> _Given task 1_
Reproduce the records from the first line through the line containing "square-marker [269,328,276,335]", inclusive, substituting "x-marker" for every "cross-marker" and changing nothing else.

> _Document text_
The planks in our own eyes

This is a post that’s been percolating in my brain, and in my academic writing, for a long time. The latest uproar – and the terms of the uproar – over leaked Clinton campaign emails with comments about Catholics has made it clear it’s as good a time as any to put these thoughts out there.

The criticism of these comments, which you can read about extensively in other places, hinges on the idea that Catholics will be offended by the characterization of their religion as “the most socially acceptable conservative religion,” espousing “severely backwards gender relations.” As Patty Miller points out in her recent RD piecemany American Catholics think their religion has severely backwards gender relations.  Much of the outrage is coming from non-Catholic Republicans, undoubtedly aware that Catholics are breaking for Clinton, and more significantly, against Trump. To argue that all Catholics would be offended by these comments is to be deliberately obtuse about the state of American Catholicism. Many historians commenting casually on Twitter have been able to easily compare this “offensive” language to the views of American Catholics, and see the complicated nature of that faith in this moment.

> _Given task 2_
List every word or phrase that the post on the leaked Clinton campaign emails about Catholics places in quotation marks.

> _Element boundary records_
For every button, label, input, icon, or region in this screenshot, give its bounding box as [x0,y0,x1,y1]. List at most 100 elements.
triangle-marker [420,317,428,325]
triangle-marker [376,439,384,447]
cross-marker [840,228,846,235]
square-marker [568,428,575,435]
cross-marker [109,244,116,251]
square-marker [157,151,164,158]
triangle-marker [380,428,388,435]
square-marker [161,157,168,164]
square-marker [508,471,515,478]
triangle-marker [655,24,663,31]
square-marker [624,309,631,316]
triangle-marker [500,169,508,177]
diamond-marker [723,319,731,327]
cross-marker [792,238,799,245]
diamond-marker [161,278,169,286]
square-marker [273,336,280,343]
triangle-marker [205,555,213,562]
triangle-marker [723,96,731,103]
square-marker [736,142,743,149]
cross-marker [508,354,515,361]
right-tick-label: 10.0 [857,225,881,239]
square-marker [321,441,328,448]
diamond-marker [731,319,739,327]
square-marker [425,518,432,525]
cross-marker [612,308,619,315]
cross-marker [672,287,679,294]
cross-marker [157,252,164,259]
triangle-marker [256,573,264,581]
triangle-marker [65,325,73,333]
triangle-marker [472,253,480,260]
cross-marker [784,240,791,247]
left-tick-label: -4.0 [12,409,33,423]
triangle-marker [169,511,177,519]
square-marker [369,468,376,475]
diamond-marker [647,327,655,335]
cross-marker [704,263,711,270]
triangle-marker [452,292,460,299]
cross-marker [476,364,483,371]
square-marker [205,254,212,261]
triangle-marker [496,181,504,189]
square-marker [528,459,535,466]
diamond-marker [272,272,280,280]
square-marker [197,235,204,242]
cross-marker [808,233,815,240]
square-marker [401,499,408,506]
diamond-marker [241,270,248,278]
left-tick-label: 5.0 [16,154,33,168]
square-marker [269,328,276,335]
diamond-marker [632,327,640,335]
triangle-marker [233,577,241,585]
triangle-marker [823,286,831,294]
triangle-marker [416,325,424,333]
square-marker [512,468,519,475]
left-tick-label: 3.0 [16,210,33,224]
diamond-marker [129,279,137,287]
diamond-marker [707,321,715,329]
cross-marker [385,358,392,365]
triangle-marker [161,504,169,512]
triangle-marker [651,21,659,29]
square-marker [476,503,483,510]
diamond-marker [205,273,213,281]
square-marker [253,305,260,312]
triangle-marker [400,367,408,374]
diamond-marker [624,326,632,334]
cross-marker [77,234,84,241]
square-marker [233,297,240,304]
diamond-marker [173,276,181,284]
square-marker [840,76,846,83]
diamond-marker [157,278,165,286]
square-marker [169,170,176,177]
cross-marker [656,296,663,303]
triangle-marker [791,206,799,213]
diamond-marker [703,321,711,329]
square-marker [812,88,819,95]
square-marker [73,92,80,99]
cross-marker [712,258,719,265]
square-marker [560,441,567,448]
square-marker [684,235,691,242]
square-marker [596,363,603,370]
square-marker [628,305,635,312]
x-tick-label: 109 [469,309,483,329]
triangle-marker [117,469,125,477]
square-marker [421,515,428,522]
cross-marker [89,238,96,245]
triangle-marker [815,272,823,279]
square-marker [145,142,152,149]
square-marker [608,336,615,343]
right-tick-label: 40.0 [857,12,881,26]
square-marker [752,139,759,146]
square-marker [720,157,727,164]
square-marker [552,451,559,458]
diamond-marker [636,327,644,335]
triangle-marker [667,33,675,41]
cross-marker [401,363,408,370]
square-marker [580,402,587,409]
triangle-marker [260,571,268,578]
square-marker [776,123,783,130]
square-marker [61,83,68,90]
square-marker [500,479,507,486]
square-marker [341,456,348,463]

> _Response 1_
For every button, label, input, icon, or region in this screenshot, give its bounding box as [x0,y0,x1,y1]. List at most 100 elements.
triangle-marker [420,317,428,325]
triangle-marker [376,439,384,447]
x-marker [840,228,846,235]
square-marker [568,428,575,435]
x-marker [109,244,116,251]
square-marker [157,151,164,158]
triangle-marker [380,428,388,435]
square-marker [161,157,168,164]
square-marker [508,471,515,478]
triangle-marker [655,24,663,31]
square-marker [624,309,631,316]
triangle-marker [500,169,508,177]
diamond-marker [723,319,731,327]
x-marker [792,238,799,245]
diamond-marker [161,278,169,286]
square-marker [273,336,280,343]
triangle-marker [205,555,213,562]
triangle-marker [723,96,731,103]
square-marker [736,142,743,149]
x-marker [508,354,515,361]
right-tick-label: 10.0 [857,225,881,239]
square-marker [321,441,328,448]
diamond-marker [731,319,739,327]
square-marker [425,518,432,525]
x-marker [612,308,619,315]
x-marker [672,287,679,294]
x-marker [157,252,164,259]
triangle-marker [256,573,264,581]
triangle-marker [65,325,73,333]
triangle-marker [472,253,480,260]
x-marker [784,240,791,247]
left-tick-label: -4.0 [12,409,33,423]
triangle-marker [169,511,177,519]
square-marker [369,468,376,475]
diamond-marker [647,327,655,335]
x-marker [704,263,711,270]
triangle-marker [452,292,460,299]
x-marker [476,364,483,371]
square-marker [205,254,212,261]
triangle-marker [496,181,504,189]
square-marker [528,459,535,466]
diamond-marker [272,272,280,280]
square-marker [197,235,204,242]
x-marker [808,233,815,240]
square-marker [401,499,408,506]
diamond-marker [241,270,248,278]
left-tick-label: 5.0 [16,154,33,168]
square-marker [269,328,276,335]

> _Response 2_
- the most socially acceptable conservative religion
- severely backwards gender relations
- offensive